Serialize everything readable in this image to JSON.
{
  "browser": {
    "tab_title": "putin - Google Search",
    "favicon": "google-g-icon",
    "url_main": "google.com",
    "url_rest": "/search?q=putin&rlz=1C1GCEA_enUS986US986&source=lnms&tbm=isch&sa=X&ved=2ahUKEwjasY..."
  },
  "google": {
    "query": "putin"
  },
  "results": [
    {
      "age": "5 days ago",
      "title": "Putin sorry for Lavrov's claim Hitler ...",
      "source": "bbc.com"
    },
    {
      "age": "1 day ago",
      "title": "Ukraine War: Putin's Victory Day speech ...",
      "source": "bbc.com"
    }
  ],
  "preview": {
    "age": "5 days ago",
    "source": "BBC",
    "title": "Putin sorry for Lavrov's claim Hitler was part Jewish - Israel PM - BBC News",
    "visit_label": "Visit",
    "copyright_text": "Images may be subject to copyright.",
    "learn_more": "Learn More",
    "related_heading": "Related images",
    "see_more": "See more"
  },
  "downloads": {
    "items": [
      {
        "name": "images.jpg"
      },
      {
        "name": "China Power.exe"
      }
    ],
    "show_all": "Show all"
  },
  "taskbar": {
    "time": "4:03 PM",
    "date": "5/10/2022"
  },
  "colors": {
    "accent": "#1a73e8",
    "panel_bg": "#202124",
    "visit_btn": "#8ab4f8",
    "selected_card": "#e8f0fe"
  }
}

+++

Task to complete. Write out each line of the data that holds the string "source".

Task result.
    "url_rest": "/search?q=putin&rlz=1C1GCEA_enUS986US986&source=lnms&tbm=isch&sa=X&ved=2ahUKEwjasY..."
      "source": "bbc.com"
      "source": "bbc.com"
    "source": "BBC",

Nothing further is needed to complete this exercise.